== Information shown

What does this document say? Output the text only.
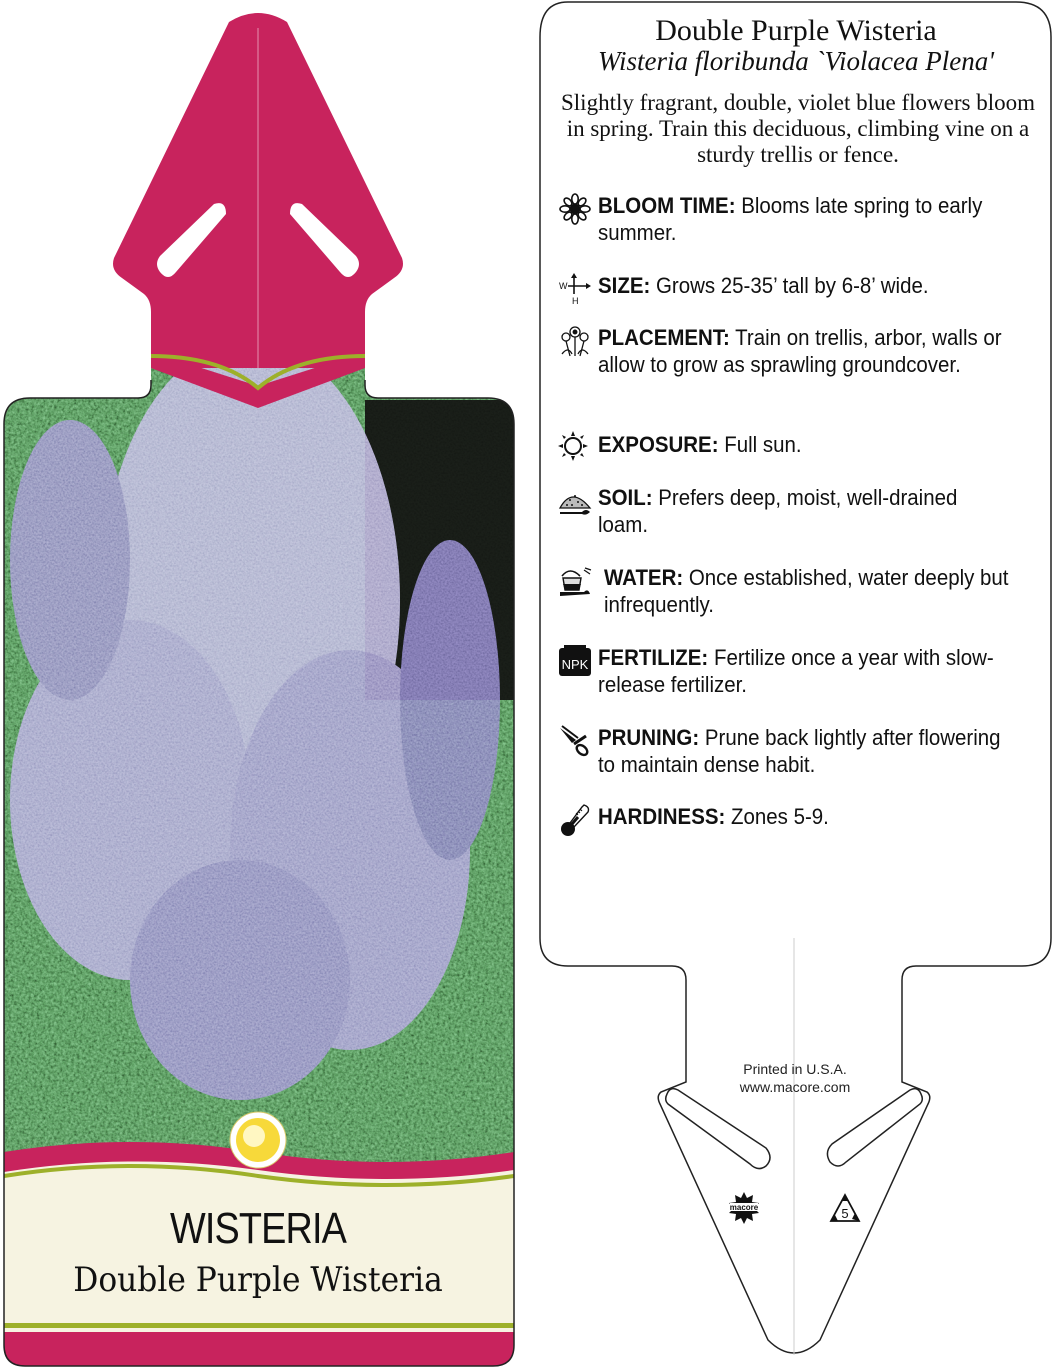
WISTERIA
Double Purple Wisteria
Double Purple Wisteria
Wisteria floribunda `Violacea Plena'
Slightly fragrant, double, violet blue flowers bloom in spring. Train this deciduous, climbing vine on a sturdy trellis or fence.
BLOOM TIME: Blooms late spring to early summer.
W
H
SIZE: Grows 25-35’ tall by 6-8’ wide.
PLACEMENT: Train on trellis, arbor, walls or allow to grow as sprawling groundcover.
EXPOSURE: Full sun.
SOIL: Prefers deep, moist, well-drained loam.
WATER: Once established, water deeply but infrequently.
NPK FERTILIZE: Fertilize once a year with slow-release fertilizer.
PRUNING: Prune back lightly after flowering to maintain dense habit.
HARDINESS: Zones 5-9.
Printed in U.S.A.
www.macore.com
macore	5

====

**Do this**
Locate all lines holding the word "Train", then copy them out.

**Response to this exercise**
Slightly fragrant, double, violet blue flowers bloom in spring. Train this deciduous, climbing vine on a sturdy trellis or fence.
PLACEMENT: Train on trellis, arbor, walls or allow to grow as sprawling groundcover.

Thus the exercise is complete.